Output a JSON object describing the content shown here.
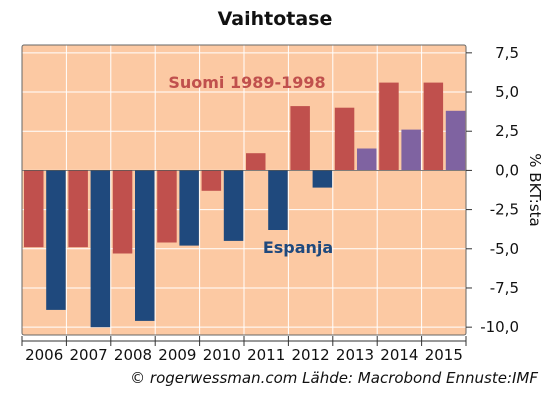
{
  "title": "Vaihtotase",
  "footer": "© rogerwessman.com Lähde: Macrobond Ennuste:IMF",
  "colors": {
    "plot_bg": "#fcc9a3",
    "suomi": "#c0504d",
    "espanja": "#1f497d",
    "suomi_ennuste": "#7f63a1",
    "grid": "#ffffff"
  },
  "chart_data": {
    "type": "bar",
    "title": "Vaihtotase",
    "ylabel": "% BKT:sta",
    "ylim": [
      -10.5,
      8
    ],
    "yticks": [
      7.5,
      5.0,
      2.5,
      0.0,
      -2.5,
      -5.0,
      -7.5,
      -10.0
    ],
    "ytick_labels": [
      "7,5",
      "5,0",
      "2,5",
      "0,0",
      "-2,5",
      "-5,0",
      "-7,5",
      "-10,0"
    ],
    "categories": [
      "2006",
      "2007",
      "2008",
      "2009",
      "2010",
      "2011",
      "2012",
      "2013",
      "2014",
      "2015"
    ],
    "grid": true,
    "series": [
      {
        "name": "Suomi 1989-1998",
        "values": [
          -4.9,
          -4.9,
          -5.3,
          -4.6,
          -1.3,
          1.1,
          4.1,
          4.0,
          5.6,
          5.6
        ],
        "forecast_from_index": 8
      },
      {
        "name": "Espanja",
        "values": [
          -8.9,
          -10.0,
          -9.6,
          -4.8,
          -4.5,
          -3.8,
          -1.1,
          1.4,
          2.6,
          3.8
        ],
        "forecast_from_index": 7
      }
    ],
    "annotations": [
      {
        "text": "Suomi 1989-1998",
        "series": "Suomi 1989-1998"
      },
      {
        "text": "Espanja",
        "series": "Espanja"
      }
    ]
  }
}
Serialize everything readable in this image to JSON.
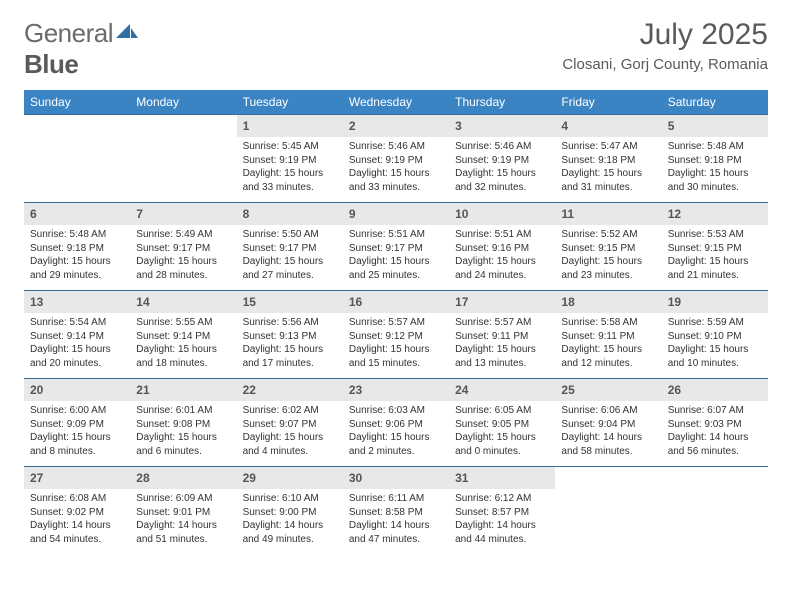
{
  "logo": {
    "text1": "General",
    "text2": "Blue"
  },
  "title": "July 2025",
  "location": "Closani, Gorj County, Romania",
  "colors": {
    "header_bg": "#3b84c4",
    "header_text": "#ffffff",
    "daynum_bg": "#e8e8e8",
    "row_border": "#3b6a94",
    "logo_accent": "#2f6fa8"
  },
  "weekdays": [
    "Sunday",
    "Monday",
    "Tuesday",
    "Wednesday",
    "Thursday",
    "Friday",
    "Saturday"
  ],
  "weeks": [
    [
      {
        "empty": true
      },
      {
        "empty": true
      },
      {
        "n": "1",
        "sr": "5:45 AM",
        "ss": "9:19 PM",
        "dl": "15 hours and 33 minutes."
      },
      {
        "n": "2",
        "sr": "5:46 AM",
        "ss": "9:19 PM",
        "dl": "15 hours and 33 minutes."
      },
      {
        "n": "3",
        "sr": "5:46 AM",
        "ss": "9:19 PM",
        "dl": "15 hours and 32 minutes."
      },
      {
        "n": "4",
        "sr": "5:47 AM",
        "ss": "9:18 PM",
        "dl": "15 hours and 31 minutes."
      },
      {
        "n": "5",
        "sr": "5:48 AM",
        "ss": "9:18 PM",
        "dl": "15 hours and 30 minutes."
      }
    ],
    [
      {
        "n": "6",
        "sr": "5:48 AM",
        "ss": "9:18 PM",
        "dl": "15 hours and 29 minutes."
      },
      {
        "n": "7",
        "sr": "5:49 AM",
        "ss": "9:17 PM",
        "dl": "15 hours and 28 minutes."
      },
      {
        "n": "8",
        "sr": "5:50 AM",
        "ss": "9:17 PM",
        "dl": "15 hours and 27 minutes."
      },
      {
        "n": "9",
        "sr": "5:51 AM",
        "ss": "9:17 PM",
        "dl": "15 hours and 25 minutes."
      },
      {
        "n": "10",
        "sr": "5:51 AM",
        "ss": "9:16 PM",
        "dl": "15 hours and 24 minutes."
      },
      {
        "n": "11",
        "sr": "5:52 AM",
        "ss": "9:15 PM",
        "dl": "15 hours and 23 minutes."
      },
      {
        "n": "12",
        "sr": "5:53 AM",
        "ss": "9:15 PM",
        "dl": "15 hours and 21 minutes."
      }
    ],
    [
      {
        "n": "13",
        "sr": "5:54 AM",
        "ss": "9:14 PM",
        "dl": "15 hours and 20 minutes."
      },
      {
        "n": "14",
        "sr": "5:55 AM",
        "ss": "9:14 PM",
        "dl": "15 hours and 18 minutes."
      },
      {
        "n": "15",
        "sr": "5:56 AM",
        "ss": "9:13 PM",
        "dl": "15 hours and 17 minutes."
      },
      {
        "n": "16",
        "sr": "5:57 AM",
        "ss": "9:12 PM",
        "dl": "15 hours and 15 minutes."
      },
      {
        "n": "17",
        "sr": "5:57 AM",
        "ss": "9:11 PM",
        "dl": "15 hours and 13 minutes."
      },
      {
        "n": "18",
        "sr": "5:58 AM",
        "ss": "9:11 PM",
        "dl": "15 hours and 12 minutes."
      },
      {
        "n": "19",
        "sr": "5:59 AM",
        "ss": "9:10 PM",
        "dl": "15 hours and 10 minutes."
      }
    ],
    [
      {
        "n": "20",
        "sr": "6:00 AM",
        "ss": "9:09 PM",
        "dl": "15 hours and 8 minutes."
      },
      {
        "n": "21",
        "sr": "6:01 AM",
        "ss": "9:08 PM",
        "dl": "15 hours and 6 minutes."
      },
      {
        "n": "22",
        "sr": "6:02 AM",
        "ss": "9:07 PM",
        "dl": "15 hours and 4 minutes."
      },
      {
        "n": "23",
        "sr": "6:03 AM",
        "ss": "9:06 PM",
        "dl": "15 hours and 2 minutes."
      },
      {
        "n": "24",
        "sr": "6:05 AM",
        "ss": "9:05 PM",
        "dl": "15 hours and 0 minutes."
      },
      {
        "n": "25",
        "sr": "6:06 AM",
        "ss": "9:04 PM",
        "dl": "14 hours and 58 minutes."
      },
      {
        "n": "26",
        "sr": "6:07 AM",
        "ss": "9:03 PM",
        "dl": "14 hours and 56 minutes."
      }
    ],
    [
      {
        "n": "27",
        "sr": "6:08 AM",
        "ss": "9:02 PM",
        "dl": "14 hours and 54 minutes."
      },
      {
        "n": "28",
        "sr": "6:09 AM",
        "ss": "9:01 PM",
        "dl": "14 hours and 51 minutes."
      },
      {
        "n": "29",
        "sr": "6:10 AM",
        "ss": "9:00 PM",
        "dl": "14 hours and 49 minutes."
      },
      {
        "n": "30",
        "sr": "6:11 AM",
        "ss": "8:58 PM",
        "dl": "14 hours and 47 minutes."
      },
      {
        "n": "31",
        "sr": "6:12 AM",
        "ss": "8:57 PM",
        "dl": "14 hours and 44 minutes."
      },
      {
        "empty": true
      },
      {
        "empty": true
      }
    ]
  ],
  "labels": {
    "sunrise": "Sunrise:",
    "sunset": "Sunset:",
    "daylight": "Daylight:"
  }
}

***

→ **PROBLEM DESCRIPTION**
Reproduce the records above exactly, leaving out every picture they contain.

→ **RESULT OF THIS EXERCISE**
Output a JSON object describing the content shown here.
{
  "title": "Vaihtotase",
  "footer": "© rogerwessman.com Lähde: Macrobond Ennuste:IMF",
  "colors": {
    "plot_bg": "#fcc9a3",
    "suomi": "#c0504d",
    "espanja": "#1f497d",
    "suomi_ennuste": "#7f63a1",
    "grid": "#ffffff"
  },
  "chart_data": {
    "type": "bar",
    "title": "Vaihtotase",
    "ylabel": "% BKT:sta",
    "ylim": [
      -10.5,
      8
    ],
    "yticks": [
      7.5,
      5.0,
      2.5,
      0.0,
      -2.5,
      -5.0,
      -7.5,
      -10.0
    ],
    "ytick_labels": [
      "7,5",
      "5,0",
      "2,5",
      "0,0",
      "-2,5",
      "-5,0",
      "-7,5",
      "-10,0"
    ],
    "categories": [
      "2006",
      "2007",
      "2008",
      "2009",
      "2010",
      "2011",
      "2012",
      "2013",
      "2014",
      "2015"
    ],
    "grid": true,
    "series": [
      {
        "name": "Suomi 1989-1998",
        "values": [
          -4.9,
          -4.9,
          -5.3,
          -4.6,
          -1.3,
          1.1,
          4.1,
          4.0,
          5.6,
          5.6
        ],
        "forecast_from_index": 8
      },
      {
        "name": "Espanja",
        "values": [
          -8.9,
          -10.0,
          -9.6,
          -4.8,
          -4.5,
          -3.8,
          -1.1,
          1.4,
          2.6,
          3.8
        ],
        "forecast_from_index": 7
      }
    ],
    "annotations": [
      {
        "text": "Suomi 1989-1998",
        "series": "Suomi 1989-1998"
      },
      {
        "text": "Espanja",
        "series": "Espanja"
      }
    ]
  }
}
Serialize everything readable in this image to JSON.
{
  "logo": {
    "text1": "General",
    "text2": "Blue"
  },
  "title": "July 2025",
  "location": "Closani, Gorj County, Romania",
  "colors": {
    "header_bg": "#3b84c4",
    "header_text": "#ffffff",
    "daynum_bg": "#e8e8e8",
    "row_border": "#3b6a94",
    "logo_accent": "#2f6fa8"
  },
  "weekdays": [
    "Sunday",
    "Monday",
    "Tuesday",
    "Wednesday",
    "Thursday",
    "Friday",
    "Saturday"
  ],
  "weeks": [
    [
      {
        "empty": true
      },
      {
        "empty": true
      },
      {
        "n": "1",
        "sr": "5:45 AM",
        "ss": "9:19 PM",
        "dl": "15 hours and 33 minutes."
      },
      {
        "n": "2",
        "sr": "5:46 AM",
        "ss": "9:19 PM",
        "dl": "15 hours and 33 minutes."
      },
      {
        "n": "3",
        "sr": "5:46 AM",
        "ss": "9:19 PM",
        "dl": "15 hours and 32 minutes."
      },
      {
        "n": "4",
        "sr": "5:47 AM",
        "ss": "9:18 PM",
        "dl": "15 hours and 31 minutes."
      },
      {
        "n": "5",
        "sr": "5:48 AM",
        "ss": "9:18 PM",
        "dl": "15 hours and 30 minutes."
      }
    ],
    [
      {
        "n": "6",
        "sr": "5:48 AM",
        "ss": "9:18 PM",
        "dl": "15 hours and 29 minutes."
      },
      {
        "n": "7",
        "sr": "5:49 AM",
        "ss": "9:17 PM",
        "dl": "15 hours and 28 minutes."
      },
      {
        "n": "8",
        "sr": "5:50 AM",
        "ss": "9:17 PM",
        "dl": "15 hours and 27 minutes."
      },
      {
        "n": "9",
        "sr": "5:51 AM",
        "ss": "9:17 PM",
        "dl": "15 hours and 25 minutes."
      },
      {
        "n": "10",
        "sr": "5:51 AM",
        "ss": "9:16 PM",
        "dl": "15 hours and 24 minutes."
      },
      {
        "n": "11",
        "sr": "5:52 AM",
        "ss": "9:15 PM",
        "dl": "15 hours and 23 minutes."
      },
      {
        "n": "12",
        "sr": "5:53 AM",
        "ss": "9:15 PM",
        "dl": "15 hours and 21 minutes."
      }
    ],
    [
      {
        "n": "13",
        "sr": "5:54 AM",
        "ss": "9:14 PM",
        "dl": "15 hours and 20 minutes."
      },
      {
        "n": "14",
        "sr": "5:55 AM",
        "ss": "9:14 PM",
        "dl": "15 hours and 18 minutes."
      },
      {
        "n": "15",
        "sr": "5:56 AM",
        "ss": "9:13 PM",
        "dl": "15 hours and 17 minutes."
      },
      {
        "n": "16",
        "sr": "5:57 AM",
        "ss": "9:12 PM",
        "dl": "15 hours and 15 minutes."
      },
      {
        "n": "17",
        "sr": "5:57 AM",
        "ss": "9:11 PM",
        "dl": "15 hours and 13 minutes."
      },
      {
        "n": "18",
        "sr": "5:58 AM",
        "ss": "9:11 PM",
        "dl": "15 hours and 12 minutes."
      },
      {
        "n": "19",
        "sr": "5:59 AM",
        "ss": "9:10 PM",
        "dl": "15 hours and 10 minutes."
      }
    ],
    [
      {
        "n": "20",
        "sr": "6:00 AM",
        "ss": "9:09 PM",
        "dl": "15 hours and 8 minutes."
      },
      {
        "n": "21",
        "sr": "6:01 AM",
        "ss": "9:08 PM",
        "dl": "15 hours and 6 minutes."
      },
      {
        "n": "22",
        "sr": "6:02 AM",
        "ss": "9:07 PM",
        "dl": "15 hours and 4 minutes."
      },
      {
        "n": "23",
        "sr": "6:03 AM",
        "ss": "9:06 PM",
        "dl": "15 hours and 2 minutes."
      },
      {
        "n": "24",
        "sr": "6:05 AM",
        "ss": "9:05 PM",
        "dl": "15 hours and 0 minutes."
      },
      {
        "n": "25",
        "sr": "6:06 AM",
        "ss": "9:04 PM",
        "dl": "14 hours and 58 minutes."
      },
      {
        "n": "26",
        "sr": "6:07 AM",
        "ss": "9:03 PM",
        "dl": "14 hours and 56 minutes."
      }
    ],
    [
      {
        "n": "27",
        "sr": "6:08 AM",
        "ss": "9:02 PM",
        "dl": "14 hours and 54 minutes."
      },
      {
        "n": "28",
        "sr": "6:09 AM",
        "ss": "9:01 PM",
        "dl": "14 hours and 51 minutes."
      },
      {
        "n": "29",
        "sr": "6:10 AM",
        "ss": "9:00 PM",
        "dl": "14 hours and 49 minutes."
      },
      {
        "n": "30",
        "sr": "6:11 AM",
        "ss": "8:58 PM",
        "dl": "14 hours and 47 minutes."
      },
      {
        "n": "31",
        "sr": "6:12 AM",
        "ss": "8:57 PM",
        "dl": "14 hours and 44 minutes."
      },
      {
        "empty": true
      },
      {
        "empty": true
      }
    ]
  ],
  "labels": {
    "sunrise": "Sunrise:",
    "sunset": "Sunset:",
    "daylight": "Daylight:"
  }
}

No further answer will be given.